- Exercise directions -
Repeat the records in full and exactly, omitting pictures.

-*-*-

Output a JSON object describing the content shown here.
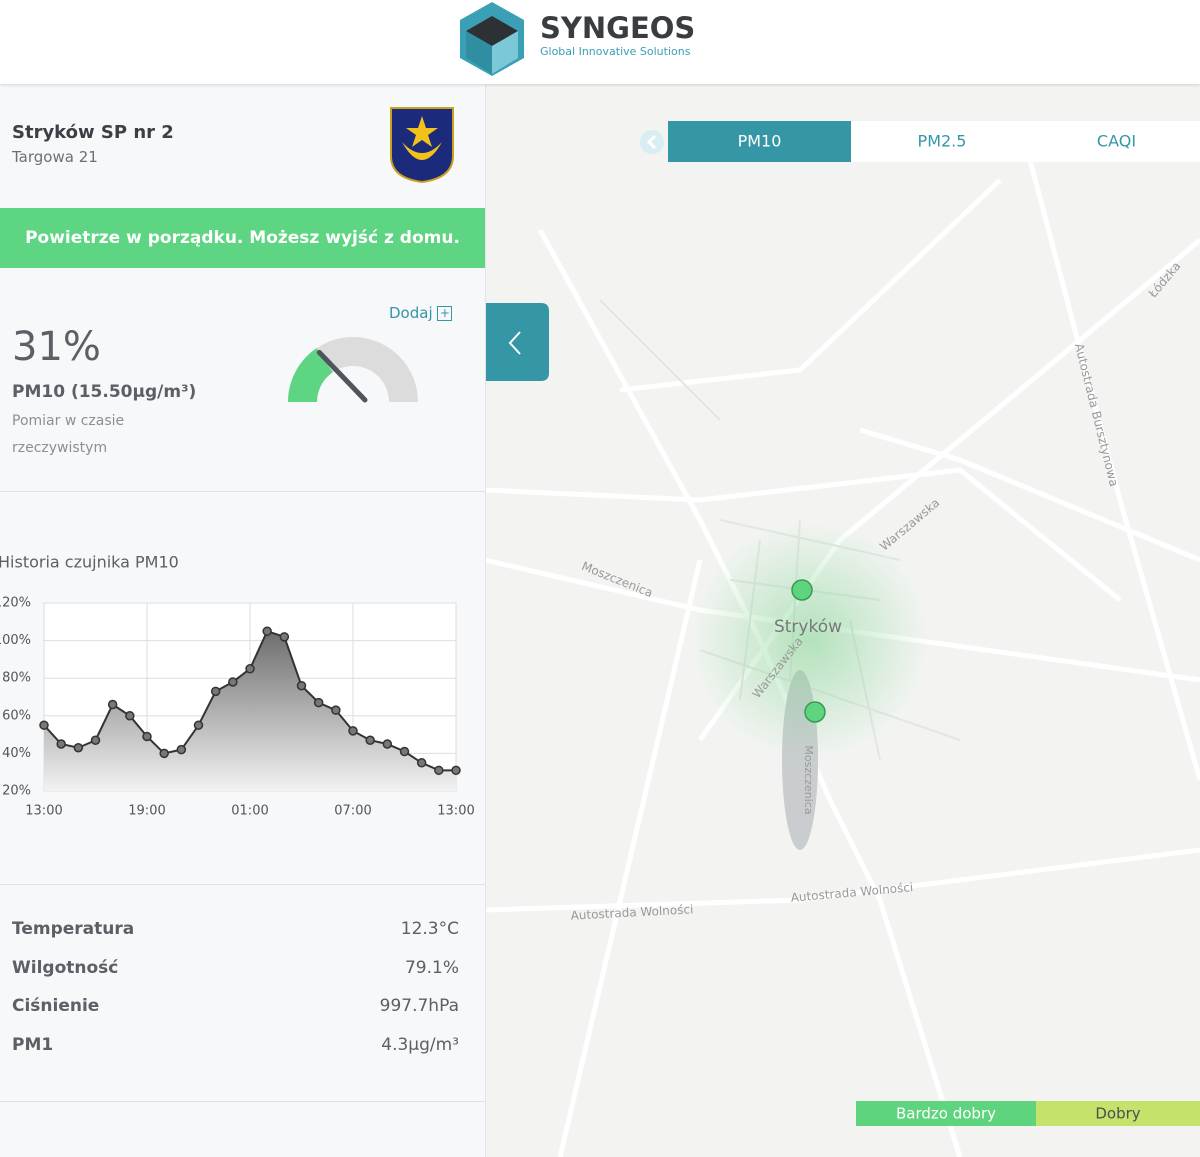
{
  "header": {
    "brand": "SYNGEOS",
    "tagline": "Global Innovative Solutions"
  },
  "station": {
    "name": "Stryków SP nr 2",
    "address": "Targowa 21"
  },
  "status": "Powietrze w porządku. Możesz wyjść z domu.",
  "reading": {
    "add": "Dodaj",
    "gauge": {
      "value": 31,
      "label": "31%"
    },
    "pollutant": "PM10 (15.50µg/m³)",
    "note": "Pomiar w czasie rzeczywistym"
  },
  "chart_data": {
    "type": "line",
    "title": "Historia czujnika PM10",
    "categories": [
      "13:00",
      null,
      null,
      null,
      null,
      null,
      "19:00",
      null,
      null,
      null,
      null,
      null,
      "01:00",
      null,
      null,
      null,
      null,
      null,
      "07:00",
      null,
      null,
      null,
      null,
      null,
      "13:00"
    ],
    "values": [
      55,
      45,
      43,
      47,
      66,
      60,
      49,
      40,
      42,
      55,
      73,
      78,
      85,
      105,
      102,
      76,
      67,
      63,
      52,
      47,
      45,
      41,
      35,
      31,
      31
    ],
    "color": "#333333",
    "ylim": [
      20,
      120
    ],
    "yticks": [
      {
        "value": 20,
        "label": "20%"
      },
      {
        "value": 40,
        "label": "40%"
      },
      {
        "value": 60,
        "label": "60%"
      },
      {
        "value": 80,
        "label": "80%"
      },
      {
        "value": 100,
        "label": "100%"
      },
      {
        "value": 120,
        "label": "120%"
      }
    ],
    "grid": true
  },
  "measurements": {
    "rows": [
      [
        "Temperatura",
        "12.3°C"
      ],
      [
        "Wilgotność",
        "79.1%"
      ],
      [
        "Ciśnienie",
        "997.7hPa"
      ],
      [
        "PM1",
        "4.3µg/m³"
      ]
    ]
  },
  "map": {
    "tabs": [
      "PM10",
      "PM2.5",
      "CAQI"
    ],
    "active_tab": 0,
    "labels": [
      "Stryków",
      "Warszawska",
      "Warszawska",
      "Moszczenica",
      "Moszczenica",
      "Autostrada Wolności",
      "Autostrada Wolności",
      "Autostrada Bursztynowa",
      "Łódzka"
    ],
    "legend": [
      "Bardzo dobry",
      "Dobry"
    ]
  }
}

-*-*-

- Exercise solution -
Output a JSON object describing the content shown here.
{
  "header": {
    "brand": "SYNGEOS",
    "tagline": "Global Innovative Solutions"
  },
  "station": {
    "name": "Stryków SP nr 2",
    "address": "Targowa 21"
  },
  "status": "Powietrze w porządku. Możesz wyjść z domu.",
  "reading": {
    "add": "Dodaj",
    "gauge": {
      "value": 31,
      "label": "31%"
    },
    "pollutant": "PM10 (15.50µg/m³)",
    "note": "Pomiar w czasie rzeczywistym"
  },
  "chart_data": {
    "type": "line",
    "title": "Historia czujnika PM10",
    "categories": [
      "13:00",
      null,
      null,
      null,
      null,
      null,
      "19:00",
      null,
      null,
      null,
      null,
      null,
      "01:00",
      null,
      null,
      null,
      null,
      null,
      "07:00",
      null,
      null,
      null,
      null,
      null,
      "13:00"
    ],
    "values": [
      55,
      45,
      43,
      47,
      66,
      60,
      49,
      40,
      42,
      55,
      73,
      78,
      85,
      105,
      102,
      76,
      67,
      63,
      52,
      47,
      45,
      41,
      35,
      31,
      31
    ],
    "color": "#333333",
    "ylim": [
      20,
      120
    ],
    "yticks": [
      {
        "value": 20,
        "label": "20%"
      },
      {
        "value": 40,
        "label": "40%"
      },
      {
        "value": 60,
        "label": "60%"
      },
      {
        "value": 80,
        "label": "80%"
      },
      {
        "value": 100,
        "label": "100%"
      },
      {
        "value": 120,
        "label": "120%"
      }
    ],
    "grid": true
  },
  "measurements": {
    "rows": [
      [
        "Temperatura",
        "12.3°C"
      ],
      [
        "Wilgotność",
        "79.1%"
      ],
      [
        "Ciśnienie",
        "997.7hPa"
      ],
      [
        "PM1",
        "4.3µg/m³"
      ]
    ]
  },
  "map": {
    "tabs": [
      "PM10",
      "PM2.5",
      "CAQI"
    ],
    "active_tab": 0,
    "labels": [
      "Stryków",
      "Warszawska",
      "Warszawska",
      "Moszczenica",
      "Moszczenica",
      "Autostrada Wolności",
      "Autostrada Wolności",
      "Autostrada Bursztynowa",
      "Łódzka"
    ],
    "legend": [
      "Bardzo dobry",
      "Dobry"
    ]
  }
}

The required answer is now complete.